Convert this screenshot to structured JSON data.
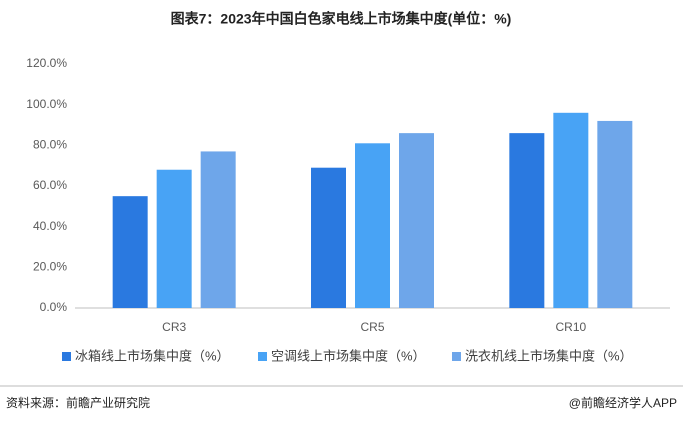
{
  "chart_data": {
    "type": "bar",
    "title": "图表7：2023年中国白色家电线上市场集中度(单位：%)",
    "categories": [
      "CR3",
      "CR5",
      "CR10"
    ],
    "series": [
      {
        "name": "冰箱线上市场集中度（%）",
        "color": "#2a79e0",
        "values": [
          55,
          69,
          86
        ]
      },
      {
        "name": "空调线上市场集中度（%）",
        "color": "#48a3f5",
        "values": [
          68,
          81,
          96
        ]
      },
      {
        "name": "洗衣机线上市场集中度（%）",
        "color": "#6ea6ea",
        "values": [
          77,
          86,
          92
        ]
      }
    ],
    "ylim": [
      0,
      120
    ],
    "yticks": [
      {
        "value": 0,
        "label": "0.0%"
      },
      {
        "value": 20,
        "label": "20.0%"
      },
      {
        "value": 40,
        "label": "40.0%"
      },
      {
        "value": 60,
        "label": "60.0%"
      },
      {
        "value": 80,
        "label": "80.0%"
      },
      {
        "value": 100,
        "label": "100.0%"
      },
      {
        "value": 120,
        "label": "120.0%"
      }
    ],
    "grid": false,
    "source": "资料来源：前瞻产业研究院",
    "credit": "@前瞻经济学人APP"
  }
}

▶ [REQUIREMENTS]: Output the data exactly. Pictures don't belong in the result.

▶ [TASK ANSWER]:
Convert this screenshot to structured JSON data.
{
  "chart_data": {
    "type": "bar",
    "title": "图表7：2023年中国白色家电线上市场集中度(单位：%)",
    "categories": [
      "CR3",
      "CR5",
      "CR10"
    ],
    "series": [
      {
        "name": "冰箱线上市场集中度（%）",
        "color": "#2a79e0",
        "values": [
          55,
          69,
          86
        ]
      },
      {
        "name": "空调线上市场集中度（%）",
        "color": "#48a3f5",
        "values": [
          68,
          81,
          96
        ]
      },
      {
        "name": "洗衣机线上市场集中度（%）",
        "color": "#6ea6ea",
        "values": [
          77,
          86,
          92
        ]
      }
    ],
    "ylim": [
      0,
      120
    ],
    "yticks": [
      {
        "value": 0,
        "label": "0.0%"
      },
      {
        "value": 20,
        "label": "20.0%"
      },
      {
        "value": 40,
        "label": "40.0%"
      },
      {
        "value": 60,
        "label": "60.0%"
      },
      {
        "value": 80,
        "label": "80.0%"
      },
      {
        "value": 100,
        "label": "100.0%"
      },
      {
        "value": 120,
        "label": "120.0%"
      }
    ],
    "grid": false,
    "source": "资料来源：前瞻产业研究院",
    "credit": "@前瞻经济学人APP"
  }
}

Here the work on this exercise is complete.